* _Texte source_:
==========

La jeune femme aux lions

L’étude de la syntaxe jusqu’ici nous a fait découvrir qu’à cause de l’agglutination, les morphèmes forment des syntagmes qui sont les mots, qui à leur tour forment des syntagmes plus gros qui sont les groupes syntagmatiques. On pourrait même deviner que ces groupes formeront encore des syntagmes, mais qui seront cette fois-ci des phrases. On peut voir cela en analysant la proposition soulignée dans la citation en haut :

L’analyse d’une phrase

Le classement ci-dessus résulte sans équivoque de la définition des groupes syntagmatiques. Ici, c’est juste l’ordre du prédicat (Præd) avec son objet à postposition (Reltobj) et des deux adverbes attributifs (Attradv) qui importe. En effet, c’est à la syntaxe de la phrase toute entière que nous nous intéressons maintenant.

Notions de base

Par contre, les choses ne sont pas si évidentes avec la définition des notions grammaticales même les plus communes. Prenons par exemple le concept absolument élémentaire du « mot » qui, pris en soi-même, n’a même pas de fonction syntaxique. On pourrait penser que sa définition est simple dans toutes les langues, tout en étant valable pour chacune d’elles.

==========

* _Ensemble d’entrées_:
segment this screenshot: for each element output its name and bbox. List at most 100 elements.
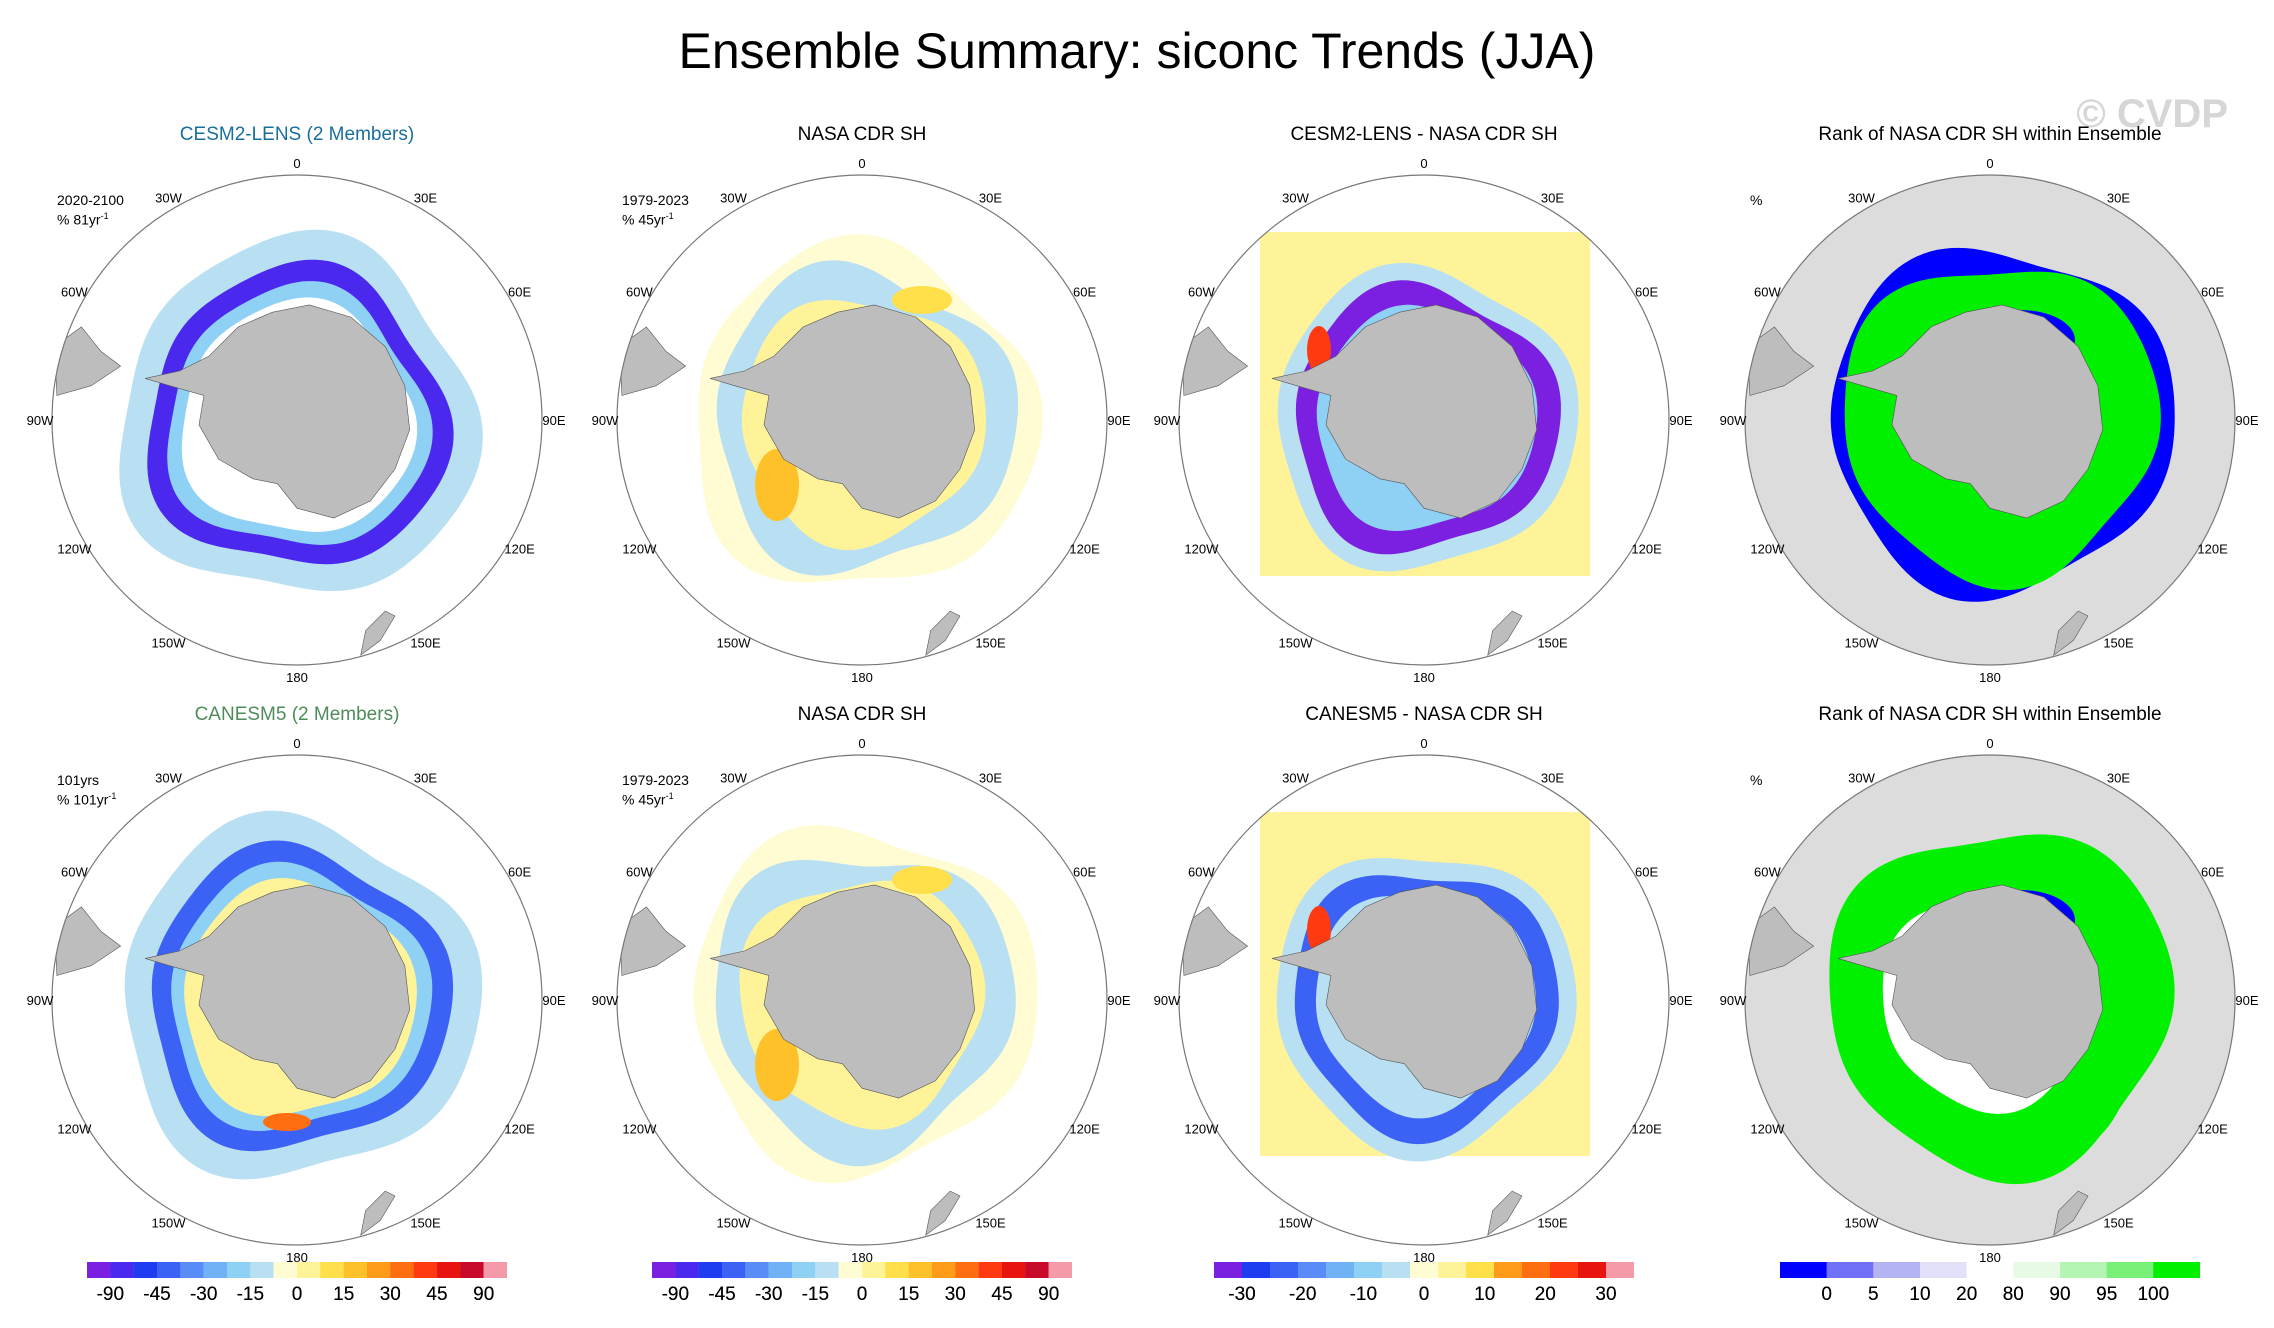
colorbar-label: 30 [380, 1284, 401, 1305]
colorbar-swatch [1048, 1262, 1072, 1278]
lon-label: 60W [1188, 865, 1215, 880]
map-panel-r1c3: 0 30E 60E 90E 120E 150E 180 150W 120W 90W 60W 30W [1154, 156, 1693, 685]
lon-label: 60E [2201, 285, 2224, 300]
colorbar-label: -45 [143, 1284, 170, 1305]
panel-note-line1: % [1750, 192, 1763, 208]
colorbar-label: 45 [426, 1284, 447, 1305]
lon-label: 60E [508, 865, 531, 880]
lon-label: 90W [1154, 413, 1181, 428]
lon-label: 30W [1848, 190, 1875, 205]
colorbar-swatch [815, 1262, 839, 1278]
colorbar-label: -30 [1228, 1284, 1255, 1305]
south-america-land [1181, 906, 1249, 976]
lon-label: 150E [410, 636, 441, 651]
colorbar-label: -30 [755, 1284, 782, 1305]
lon-label: 0 [1420, 156, 1427, 171]
lon-label: 90E [542, 993, 565, 1008]
map-border [51, 754, 543, 1246]
lon-label: 120E [1069, 542, 1100, 557]
colorbar-swatch [413, 1262, 437, 1278]
lon-label: 90W [27, 993, 54, 1008]
south-america-land [619, 326, 687, 396]
colorbar-label: 15 [898, 1284, 919, 1305]
colorbar-label: 30 [1595, 1284, 1616, 1305]
lon-label: 30E [414, 770, 437, 785]
map-border [51, 174, 543, 666]
map-panel-r2c3: 0 30E 60E 90E 120E 150E 180 150W 120W 90W 60W 30W [1154, 736, 1693, 1265]
lon-label: 90W [592, 993, 619, 1008]
map-border [616, 754, 1108, 1246]
south-america-land [1181, 326, 1249, 396]
lon-label: 90E [1669, 993, 1692, 1008]
colorbar-label: -90 [662, 1284, 689, 1305]
antarctica-land [1838, 884, 2104, 1099]
colorbar-label: 0 [1419, 1284, 1430, 1305]
panel-note-units: % 45yr [622, 211, 666, 228]
colorbar-swatch [1270, 1262, 1298, 1278]
colorbar-swatch [2106, 1262, 2154, 1278]
panel-title: Rank of NASA CDR SH within Ensemble [1818, 704, 2162, 725]
lon-label: 60E [508, 285, 531, 300]
lon-label: 30E [1541, 190, 1564, 205]
panel-note-sup: -1 [108, 791, 117, 801]
colorbar-swatch [180, 1262, 204, 1278]
lon-label: 150W [152, 1216, 187, 1231]
lon-label: 150E [1537, 1216, 1568, 1231]
colorbar-label: -30 [755, 1284, 782, 1305]
lon-label: 150W [1845, 1216, 1880, 1231]
colorbar-label: 15 [333, 1284, 354, 1305]
colorbar-swatch [675, 1262, 699, 1278]
colorbar-label: 100 [2137, 1284, 2169, 1305]
lon-label: 120E [1631, 1122, 1662, 1137]
lon-label: 150W [1279, 636, 1314, 651]
lon-label: 0 [1986, 736, 1993, 751]
lon-label: 0 [858, 736, 865, 751]
lon-label: 120E [504, 542, 535, 557]
colorbar-swatch [437, 1262, 461, 1278]
lon-label: 90E [542, 413, 565, 428]
panel-note-sup: -1 [665, 791, 674, 801]
colorbar-label: -90 [97, 1284, 124, 1305]
colorbar-label: -15 [237, 1284, 264, 1305]
lon-label: 90E [1107, 993, 1130, 1008]
lon-label: 150W [1845, 636, 1880, 651]
colorbar-label: 20 [1535, 1284, 1556, 1305]
antarctica-land [145, 304, 411, 519]
colorbar-swatch [157, 1262, 181, 1278]
lon-label: 120W [1750, 542, 1785, 557]
colorbar-label: -30 [190, 1284, 217, 1305]
lon-label: 120W [57, 542, 92, 557]
colorbar-swatch [2060, 1262, 2107, 1278]
colorbar-swatch [1578, 1262, 1606, 1278]
panel-note-line1: % [1750, 772, 1763, 788]
lon-label: 30W [720, 770, 747, 785]
antarctica-land [1272, 884, 1538, 1099]
colorbar-label: -20 [1289, 1284, 1316, 1305]
lon-label: 0 [293, 736, 300, 751]
colorbar-label: -15 [802, 1284, 829, 1305]
colorbar-swatch [768, 1262, 792, 1278]
colorbar-label: 20 [1956, 1284, 1977, 1305]
lon-label: 90E [2235, 993, 2258, 1008]
colorbar-label: 95 [2096, 1284, 2117, 1305]
colorbar-label: -45 [708, 1284, 735, 1305]
colorbar-swatch [745, 1262, 769, 1278]
lon-label: 30W [720, 190, 747, 205]
lon-label: 90W [1154, 993, 1181, 1008]
antarctica-land [710, 884, 976, 1099]
panel-note: 101yrs% 101yr-1 [57, 772, 116, 808]
lon-label: 150E [2103, 1216, 2134, 1231]
colorbar-swatch [250, 1262, 274, 1278]
colorbar-label: 5 [1868, 1284, 1879, 1305]
panel-note: % [1750, 772, 1762, 788]
colorbar-label: 15 [333, 1284, 354, 1305]
colorbar-swatch [367, 1262, 391, 1278]
lon-label: 150W [717, 1216, 752, 1231]
map-panel-r2c1: 0 30E 60E 90E 120E 150E 180 150W 120W 90W 60W 30W [27, 736, 566, 1265]
lon-label: 120W [622, 1122, 657, 1137]
colorbar-swatch [273, 1262, 297, 1278]
lon-label: 60W [626, 285, 653, 300]
colorbar-swatch [1780, 1262, 1827, 1278]
lon-label: 90E [1107, 413, 1130, 428]
colorbar-swatch [390, 1262, 414, 1278]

==========

* _Travail demandé_:
#1 Recopiez le passage du texte sur la syntaxe situé entre « Le classement ci-dessus » et « nous intéressons maintenant. », ces deux bornes comprises.
#2 Pour chaque affirmation, dites par oui ou par non si elle s’accorde avec le texte sur la syntaxe, puis citez les mots du texte qui tranchent. (a) Les morphèmes forment des syntagmes qui sont les mots. (b) Pris en soi-même, le « mot » a une fonction syntaxique. (c) Le classement découle de façon ambiguë de la définition des groupes syntagmatiques.
Les entrées ne servent à rien pour ce travail.

* _Réponses dans l’ordre_:
#1
Le classement ci-dessus résulte sans équivoque de la définition des groupes syntagmatiques. Ici, c’est juste l’ordre du prédicat (Præd) avec son objet à postposition (Reltobj) et des deux adverbes attributifs (Attradv) qui importe. En effet, c’est à la syntaxe de la phrase toute entière que nous nous intéressons maintenant.

#2
(a) Oui : « les morphèmes forment des syntagmes qui sont les mots »
(b) Non : « n’a même pas de fonction syntaxique »
(c) Non : « résulte sans équivoque de la définition des groupes syntagmatiques »